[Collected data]
────

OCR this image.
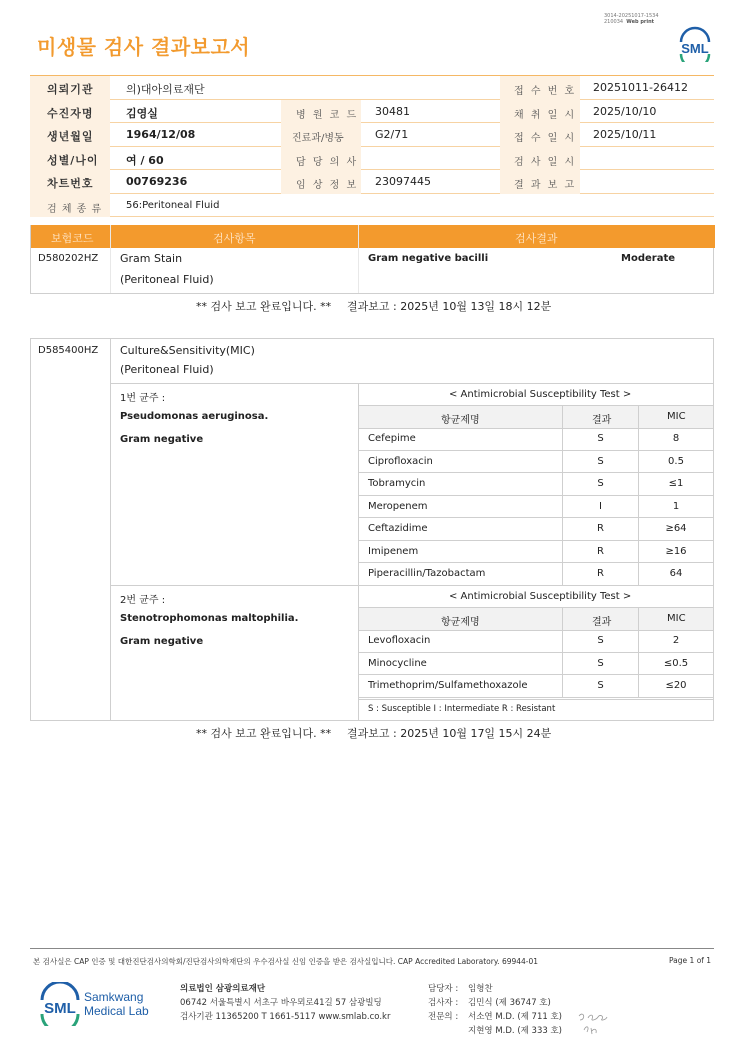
3014-20251017-1534
210034 Web print
미생물 검사 결과보고서	SML
의뢰기관	의)대아의료재단	접 수 번 호 20251011-26412
수진자명	김영실	병 원 코 드 30481	채 취 일 시 2025/10/10
생년월일	1964/12/08	진료과/병동	G2/71	접 수 일 시 2025/10/11
성별/나이 여 / 60	담 당 의 사	검 사 일 시
차트번호	00769236	임 상 정 보 23097445	결 과 보 고
검 체 종 류 56:Peritoneal Fluid
보험코드	검사항목	검사결과
D580202HZ Gram Stain
(Peritoneal Fluid)
Gram negative bacilli	Moderate
** 검사 보고 완료입니다. ** 결과보고 : 2025년 10월 13일 18시 12분
D585400HZ Culture&Sensitivity(MIC)
(Peritoneal Fluid)
1번 균주 :
Pseudomonas aeruginosa.
Gram negative
< Antimicrobial Susceptibility Test >
항균제명	결과	MIC
Cefepime	S	8
Ciprofloxacin	S	0.5
Tobramycin	S	≤1
Meropenem	I	1
Ceftazidime	R	≥64
Imipenem	R	≥16
Piperacillin/Tazobactam	R	64
2번 균주 :
Stenotrophomonas maltophilia.
Gram negative
< Antimicrobial Susceptibility Test >
항균제명	결과	MIC
Levofloxacin	S	2
Minocycline	S	≤0.5
Trimethoprim/Sulfamethoxazole	S	≤20
S : Susceptible I : Intermediate R : Resistant
** 검사 보고 완료입니다. ** 결과보고 : 2025년 10월 17일 15시 24분
본 검사실은 CAP 인증 및 대한진단검사의학회/진단검사의학재단의 우수검사실 신임 인증을 받은 검사실입니다. CAP Accredited Laboratory. 69944-01	Page 1 of 1
SML
Samkwang
Medical Lab
의료법인 삼광의료재단
06742 서울특별시 서초구 바우뫼로41길 57 삼광빌딩
검사기관 11365200 T 1661-5117 www.smlab.co.kr
담당자 : 임형찬
검사자 : 김민식 (제 36747 호)
전문의 : 서소연 M.D. (제 711 호)
지현영 M.D. (제 333 호)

────

Stated goal: Collect the lines of the records that include the string "완료입니다".

Response:
** 검사 보고 완료입니다. ** 결과보고 : 2025년 10월 13일 18시 12분
** 검사 보고 완료입니다. ** 결과보고 : 2025년 10월 17일 15시 24분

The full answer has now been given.